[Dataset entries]
>> start
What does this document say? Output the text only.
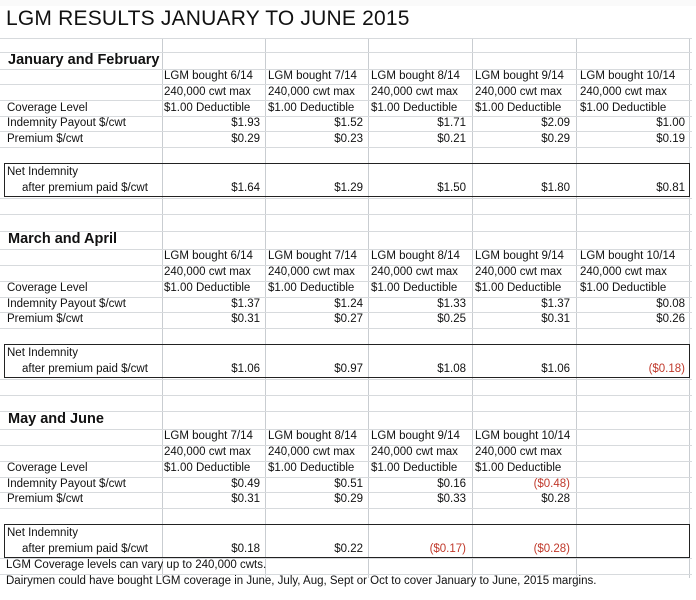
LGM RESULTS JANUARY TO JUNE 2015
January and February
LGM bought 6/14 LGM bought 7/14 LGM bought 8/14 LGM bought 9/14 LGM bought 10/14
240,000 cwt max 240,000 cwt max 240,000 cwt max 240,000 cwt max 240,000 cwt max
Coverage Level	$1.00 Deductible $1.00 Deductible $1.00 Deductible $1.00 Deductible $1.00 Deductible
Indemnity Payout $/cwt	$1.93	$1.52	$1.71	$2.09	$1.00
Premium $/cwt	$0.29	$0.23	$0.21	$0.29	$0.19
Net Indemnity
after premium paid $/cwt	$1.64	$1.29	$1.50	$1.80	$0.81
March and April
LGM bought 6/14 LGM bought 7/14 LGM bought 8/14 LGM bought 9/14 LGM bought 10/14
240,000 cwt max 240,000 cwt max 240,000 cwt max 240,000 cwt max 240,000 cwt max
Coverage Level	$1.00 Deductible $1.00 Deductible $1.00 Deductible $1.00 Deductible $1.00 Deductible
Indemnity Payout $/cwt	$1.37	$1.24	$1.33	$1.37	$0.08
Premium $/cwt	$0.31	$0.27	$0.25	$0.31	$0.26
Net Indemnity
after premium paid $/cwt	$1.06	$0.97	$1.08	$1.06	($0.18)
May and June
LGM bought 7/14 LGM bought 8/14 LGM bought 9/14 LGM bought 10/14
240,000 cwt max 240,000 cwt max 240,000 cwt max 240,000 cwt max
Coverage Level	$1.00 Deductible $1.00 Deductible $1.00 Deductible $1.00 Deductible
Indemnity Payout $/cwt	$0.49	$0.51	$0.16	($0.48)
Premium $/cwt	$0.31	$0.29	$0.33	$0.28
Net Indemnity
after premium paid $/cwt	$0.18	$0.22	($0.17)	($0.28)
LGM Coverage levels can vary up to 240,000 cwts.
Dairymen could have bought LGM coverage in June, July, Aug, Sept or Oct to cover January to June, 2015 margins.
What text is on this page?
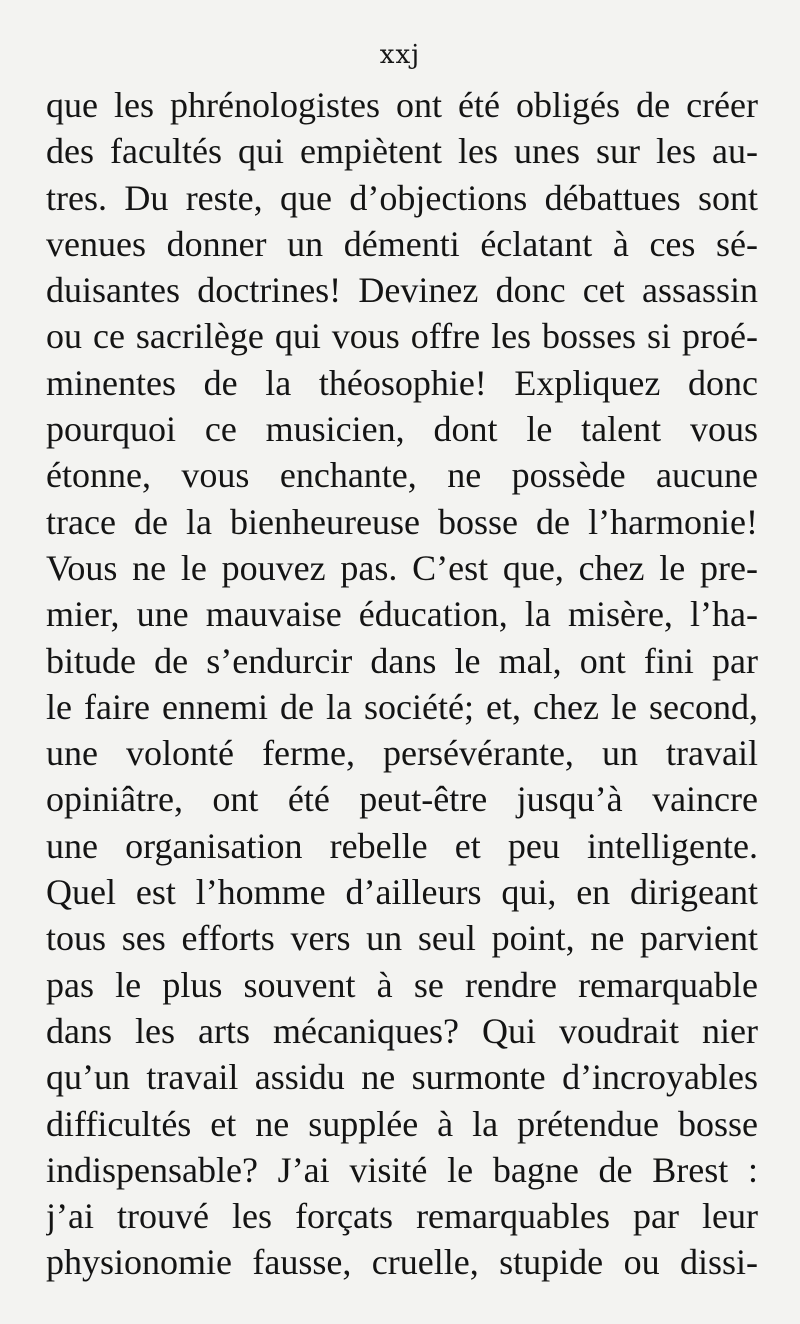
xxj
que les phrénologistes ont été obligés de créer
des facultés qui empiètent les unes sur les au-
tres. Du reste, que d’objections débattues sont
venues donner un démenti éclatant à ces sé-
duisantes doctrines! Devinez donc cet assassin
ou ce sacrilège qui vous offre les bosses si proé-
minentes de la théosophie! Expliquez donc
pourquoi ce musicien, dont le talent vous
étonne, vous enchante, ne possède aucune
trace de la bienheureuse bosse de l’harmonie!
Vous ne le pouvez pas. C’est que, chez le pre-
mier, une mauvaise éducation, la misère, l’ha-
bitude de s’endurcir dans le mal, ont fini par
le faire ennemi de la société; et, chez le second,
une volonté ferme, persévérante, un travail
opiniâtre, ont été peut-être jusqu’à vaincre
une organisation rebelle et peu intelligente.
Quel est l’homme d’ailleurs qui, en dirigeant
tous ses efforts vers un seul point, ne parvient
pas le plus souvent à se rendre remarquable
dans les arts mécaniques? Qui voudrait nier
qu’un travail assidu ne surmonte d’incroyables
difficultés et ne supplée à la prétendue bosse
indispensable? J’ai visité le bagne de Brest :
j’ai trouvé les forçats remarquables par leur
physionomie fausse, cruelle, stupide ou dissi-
>> end
Return only those lines of the records that contain the string "after".

after premium paid $/cwt	$1.64	$1.29	$1.50	$1.80	$0.81
after premium paid $/cwt	$1.06	$0.97	$1.08	$1.06	($0.18)
after premium paid $/cwt	$0.18	$0.22	($0.17)	($0.28)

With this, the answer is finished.